(Collected data)

******

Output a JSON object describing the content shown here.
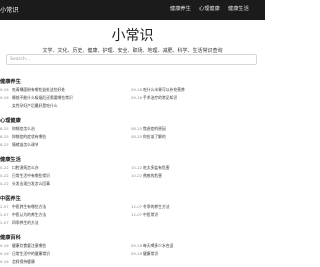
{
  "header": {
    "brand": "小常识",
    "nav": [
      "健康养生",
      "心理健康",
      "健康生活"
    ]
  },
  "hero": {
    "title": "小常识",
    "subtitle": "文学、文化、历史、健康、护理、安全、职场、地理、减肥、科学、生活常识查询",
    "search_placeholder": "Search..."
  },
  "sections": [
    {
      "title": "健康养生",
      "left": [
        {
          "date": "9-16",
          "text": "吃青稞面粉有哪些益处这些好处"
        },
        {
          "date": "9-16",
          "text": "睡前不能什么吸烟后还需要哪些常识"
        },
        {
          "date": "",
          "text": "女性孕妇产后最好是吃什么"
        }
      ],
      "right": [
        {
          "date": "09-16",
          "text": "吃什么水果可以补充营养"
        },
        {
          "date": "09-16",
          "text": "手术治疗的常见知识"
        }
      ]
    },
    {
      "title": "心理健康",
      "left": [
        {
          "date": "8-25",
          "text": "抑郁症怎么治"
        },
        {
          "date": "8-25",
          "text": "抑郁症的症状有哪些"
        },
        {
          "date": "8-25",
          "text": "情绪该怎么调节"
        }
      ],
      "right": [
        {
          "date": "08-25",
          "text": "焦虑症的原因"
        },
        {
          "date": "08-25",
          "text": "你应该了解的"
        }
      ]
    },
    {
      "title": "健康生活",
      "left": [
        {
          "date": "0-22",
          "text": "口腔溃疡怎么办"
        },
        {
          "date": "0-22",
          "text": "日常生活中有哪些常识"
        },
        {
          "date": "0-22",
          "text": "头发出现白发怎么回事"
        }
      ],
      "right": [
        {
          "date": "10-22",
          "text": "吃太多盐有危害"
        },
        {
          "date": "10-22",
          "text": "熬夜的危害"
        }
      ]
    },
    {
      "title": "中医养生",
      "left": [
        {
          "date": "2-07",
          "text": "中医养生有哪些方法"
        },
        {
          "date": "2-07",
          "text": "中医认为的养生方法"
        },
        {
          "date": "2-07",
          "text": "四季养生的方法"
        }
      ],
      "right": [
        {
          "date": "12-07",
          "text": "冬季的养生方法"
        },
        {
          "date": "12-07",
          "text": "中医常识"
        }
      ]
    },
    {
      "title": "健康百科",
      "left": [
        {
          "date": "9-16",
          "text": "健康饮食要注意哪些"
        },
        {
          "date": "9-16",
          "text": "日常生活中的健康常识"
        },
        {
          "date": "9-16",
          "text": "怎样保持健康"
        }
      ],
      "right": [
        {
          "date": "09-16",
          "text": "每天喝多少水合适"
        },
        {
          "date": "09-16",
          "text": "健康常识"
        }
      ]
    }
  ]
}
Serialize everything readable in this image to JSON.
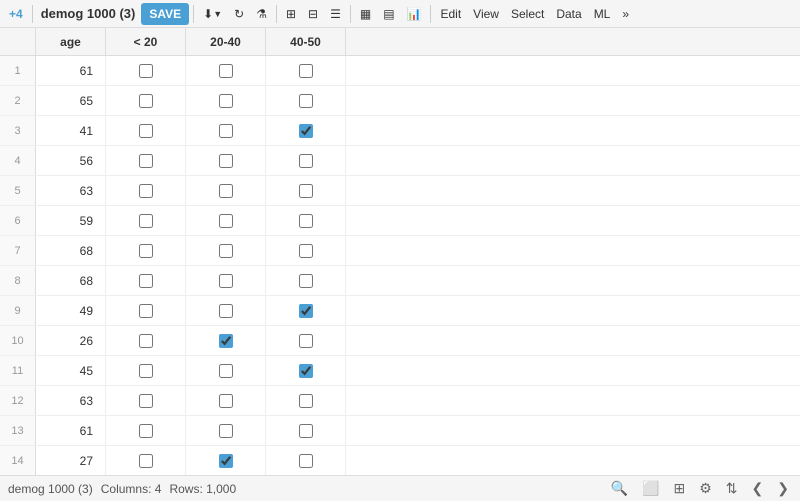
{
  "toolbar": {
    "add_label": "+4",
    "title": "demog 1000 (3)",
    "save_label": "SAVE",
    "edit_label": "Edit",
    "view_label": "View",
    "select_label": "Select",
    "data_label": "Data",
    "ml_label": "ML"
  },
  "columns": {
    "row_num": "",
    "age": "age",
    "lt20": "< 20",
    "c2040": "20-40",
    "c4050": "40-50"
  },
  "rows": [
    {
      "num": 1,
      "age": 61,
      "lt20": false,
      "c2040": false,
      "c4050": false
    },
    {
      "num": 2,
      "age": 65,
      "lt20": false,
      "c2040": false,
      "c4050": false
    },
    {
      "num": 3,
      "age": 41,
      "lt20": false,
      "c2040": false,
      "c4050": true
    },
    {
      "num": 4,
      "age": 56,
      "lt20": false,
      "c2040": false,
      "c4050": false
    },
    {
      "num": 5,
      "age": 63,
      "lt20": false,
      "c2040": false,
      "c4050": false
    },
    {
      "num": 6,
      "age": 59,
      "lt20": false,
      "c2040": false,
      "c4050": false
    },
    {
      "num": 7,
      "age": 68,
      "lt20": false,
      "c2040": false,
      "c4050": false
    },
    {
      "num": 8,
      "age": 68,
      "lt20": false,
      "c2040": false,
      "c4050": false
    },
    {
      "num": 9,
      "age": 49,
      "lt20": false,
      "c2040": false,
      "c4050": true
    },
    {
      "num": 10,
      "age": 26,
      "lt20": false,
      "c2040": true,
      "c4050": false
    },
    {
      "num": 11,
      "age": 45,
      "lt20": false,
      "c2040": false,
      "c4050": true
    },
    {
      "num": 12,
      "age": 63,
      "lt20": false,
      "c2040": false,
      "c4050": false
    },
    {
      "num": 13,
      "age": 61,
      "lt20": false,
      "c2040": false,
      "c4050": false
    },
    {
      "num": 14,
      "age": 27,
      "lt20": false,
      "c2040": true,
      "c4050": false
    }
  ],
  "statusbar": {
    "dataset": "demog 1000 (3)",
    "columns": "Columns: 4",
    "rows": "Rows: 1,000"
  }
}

******

Leave out the pictures and output the rest of the material exactly as written.

Output a JSON object describing the content shown here.
{
  "header": {
    "brand": "小常识",
    "nav": [
      "健康养生",
      "心理健康",
      "健康生活"
    ]
  },
  "hero": {
    "title": "小常识",
    "subtitle": "文学、文化、历史、健康、护理、安全、职场、地理、减肥、科学、生活常识查询",
    "search_placeholder": "Search..."
  },
  "sections": [
    {
      "title": "健康养生",
      "left": [
        {
          "date": "9-16",
          "text": "吃青稞面粉有哪些益处这些好处"
        },
        {
          "date": "9-16",
          "text": "睡前不能什么吸烟后还需要哪些常识"
        },
        {
          "date": "",
          "text": "女性孕妇产后最好是吃什么"
        }
      ],
      "right": [
        {
          "date": "09-16",
          "text": "吃什么水果可以补充营养"
        },
        {
          "date": "09-16",
          "text": "手术治疗的常见知识"
        }
      ]
    },
    {
      "title": "心理健康",
      "left": [
        {
          "date": "8-25",
          "text": "抑郁症怎么治"
        },
        {
          "date": "8-25",
          "text": "抑郁症的症状有哪些"
        },
        {
          "date": "8-25",
          "text": "情绪该怎么调节"
        }
      ],
      "right": [
        {
          "date": "08-25",
          "text": "焦虑症的原因"
        },
        {
          "date": "08-25",
          "text": "你应该了解的"
        }
      ]
    },
    {
      "title": "健康生活",
      "left": [
        {
          "date": "0-22",
          "text": "口腔溃疡怎么办"
        },
        {
          "date": "0-22",
          "text": "日常生活中有哪些常识"
        },
        {
          "date": "0-22",
          "text": "头发出现白发怎么回事"
        }
      ],
      "right": [
        {
          "date": "10-22",
          "text": "吃太多盐有危害"
        },
        {
          "date": "10-22",
          "text": "熬夜的危害"
        }
      ]
    },
    {
      "title": "中医养生",
      "left": [
        {
          "date": "2-07",
          "text": "中医养生有哪些方法"
        },
        {
          "date": "2-07",
          "text": "中医认为的养生方法"
        },
        {
          "date": "2-07",
          "text": "四季养生的方法"
        }
      ],
      "right": [
        {
          "date": "12-07",
          "text": "冬季的养生方法"
        },
        {
          "date": "12-07",
          "text": "中医常识"
        }
      ]
    },
    {
      "title": "健康百科",
      "left": [
        {
          "date": "9-16",
          "text": "健康饮食要注意哪些"
        },
        {
          "date": "9-16",
          "text": "日常生活中的健康常识"
        },
        {
          "date": "9-16",
          "text": "怎样保持健康"
        }
      ],
      "right": [
        {
          "date": "09-16",
          "text": "每天喝多少水合适"
        },
        {
          "date": "09-16",
          "text": "健康常识"
        }
      ]
    }
  ]
}
Serialize everything readable in this image to JSON.
{
  "toolbar": {
    "add_label": "+4",
    "title": "demog 1000 (3)",
    "save_label": "SAVE",
    "edit_label": "Edit",
    "view_label": "View",
    "select_label": "Select",
    "data_label": "Data",
    "ml_label": "ML"
  },
  "columns": {
    "row_num": "",
    "age": "age",
    "lt20": "< 20",
    "c2040": "20-40",
    "c4050": "40-50"
  },
  "rows": [
    {
      "num": 1,
      "age": 61,
      "lt20": false,
      "c2040": false,
      "c4050": false
    },
    {
      "num": 2,
      "age": 65,
      "lt20": false,
      "c2040": false,
      "c4050": false
    },
    {
      "num": 3,
      "age": 41,
      "lt20": false,
      "c2040": false,
      "c4050": true
    },
    {
      "num": 4,
      "age": 56,
      "lt20": false,
      "c2040": false,
      "c4050": false
    },
    {
      "num": 5,
      "age": 63,
      "lt20": false,
      "c2040": false,
      "c4050": false
    },
    {
      "num": 6,
      "age": 59,
      "lt20": false,
      "c2040": false,
      "c4050": false
    },
    {
      "num": 7,
      "age": 68,
      "lt20": false,
      "c2040": false,
      "c4050": false
    },
    {
      "num": 8,
      "age": 68,
      "lt20": false,
      "c2040": false,
      "c4050": false
    },
    {
      "num": 9,
      "age": 49,
      "lt20": false,
      "c2040": false,
      "c4050": true
    },
    {
      "num": 10,
      "age": 26,
      "lt20": false,
      "c2040": true,
      "c4050": false
    },
    {
      "num": 11,
      "age": 45,
      "lt20": false,
      "c2040": false,
      "c4050": true
    },
    {
      "num": 12,
      "age": 63,
      "lt20": false,
      "c2040": false,
      "c4050": false
    },
    {
      "num": 13,
      "age": 61,
      "lt20": false,
      "c2040": false,
      "c4050": false
    },
    {
      "num": 14,
      "age": 27,
      "lt20": false,
      "c2040": true,
      "c4050": false
    }
  ],
  "statusbar": {
    "dataset": "demog 1000 (3)",
    "columns": "Columns: 4",
    "rows": "Rows: 1,000"
  }
}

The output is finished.